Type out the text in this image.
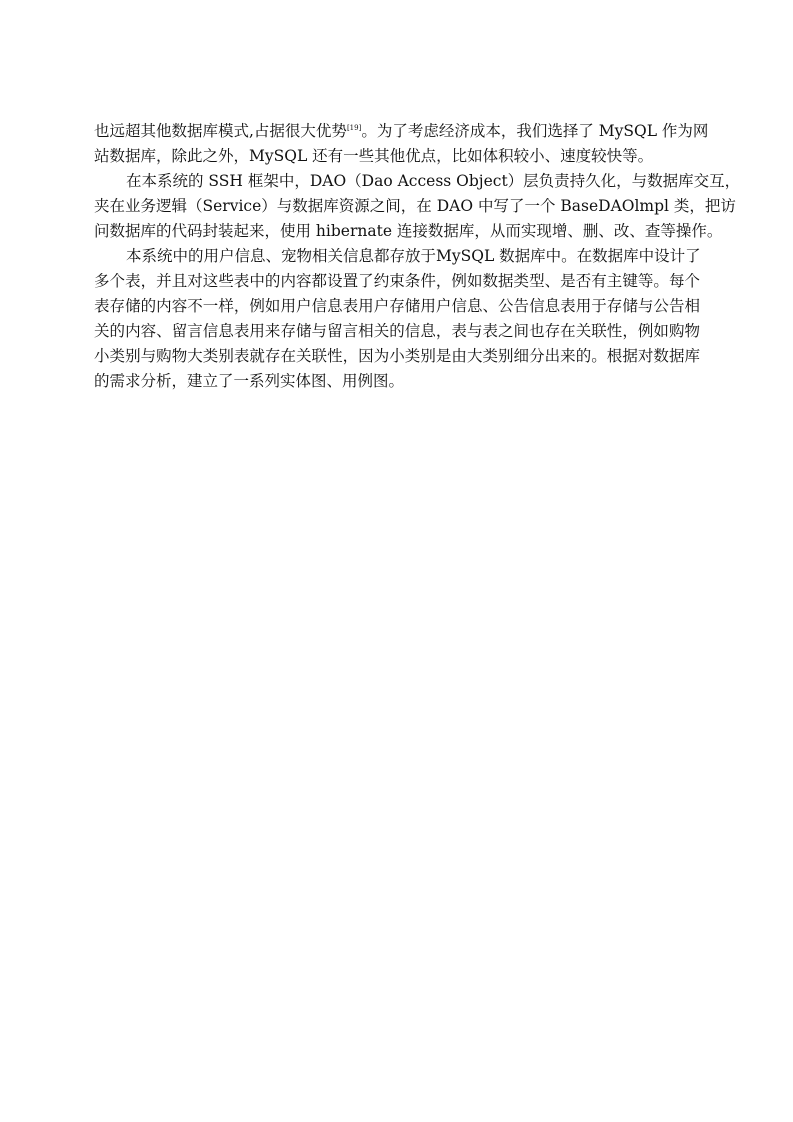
也远超其他数据库模式,占据很大优势[19]。为了考虑经济成本，我们选择了 MySQL 作为网
站数据库，除此之外，MySQL 还有一些其他优点，比如体积较小、速度较快等。
在本系统的 SSH 框架中，DAO（Dao Access Object）层负责持久化，与数据库交互，
夹在业务逻辑（Service）与数据库资源之间，在 DAO 中写了一个 BaseDAOlmpl 类，把访
问数据库的代码封装起来，使用 hibernate 连接数据库，从而实现增、删、改、查等操作。
本系统中的用户信息、宠物相关信息都存放于MySQL 数据库中。在数据库中设计了
多个表，并且对这些表中的内容都设置了约束条件，例如数据类型、是否有主键等。每个
表存储的内容不一样，例如用户信息表用户存储用户信息、公告信息表用于存储与公告相
关的内容、留言信息表用来存储与留言相关的信息，表与表之间也存在关联性，例如购物
小类别与购物大类别表就存在关联性，因为小类别是由大类别细分出来的。根据对数据库
的需求分析，建立了一系列实体图、用例图。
^^^^^^^^
The exercise: Without the pictures, repeat all the records word for word.

Solved problem:
Type out the text in this image.
也远超其他数据库模式,占据很大优势[19]。为了考虑经济成本，我们选择了 MySQL 作为网
站数据库，除此之外，MySQL 还有一些其他优点，比如体积较小、速度较快等。
在本系统的 SSH 框架中，DAO（Dao Access Object）层负责持久化，与数据库交互，
夹在业务逻辑（Service）与数据库资源之间，在 DAO 中写了一个 BaseDAOlmpl 类，把访
问数据库的代码封装起来，使用 hibernate 连接数据库，从而实现增、删、改、查等操作。
本系统中的用户信息、宠物相关信息都存放于MySQL 数据库中。在数据库中设计了
多个表，并且对这些表中的内容都设置了约束条件，例如数据类型、是否有主键等。每个
表存储的内容不一样，例如用户信息表用户存储用户信息、公告信息表用于存储与公告相
关的内容、留言信息表用来存储与留言相关的信息，表与表之间也存在关联性，例如购物
小类别与购物大类别表就存在关联性，因为小类别是由大类别细分出来的。根据对数据库
的需求分析，建立了一系列实体图、用例图。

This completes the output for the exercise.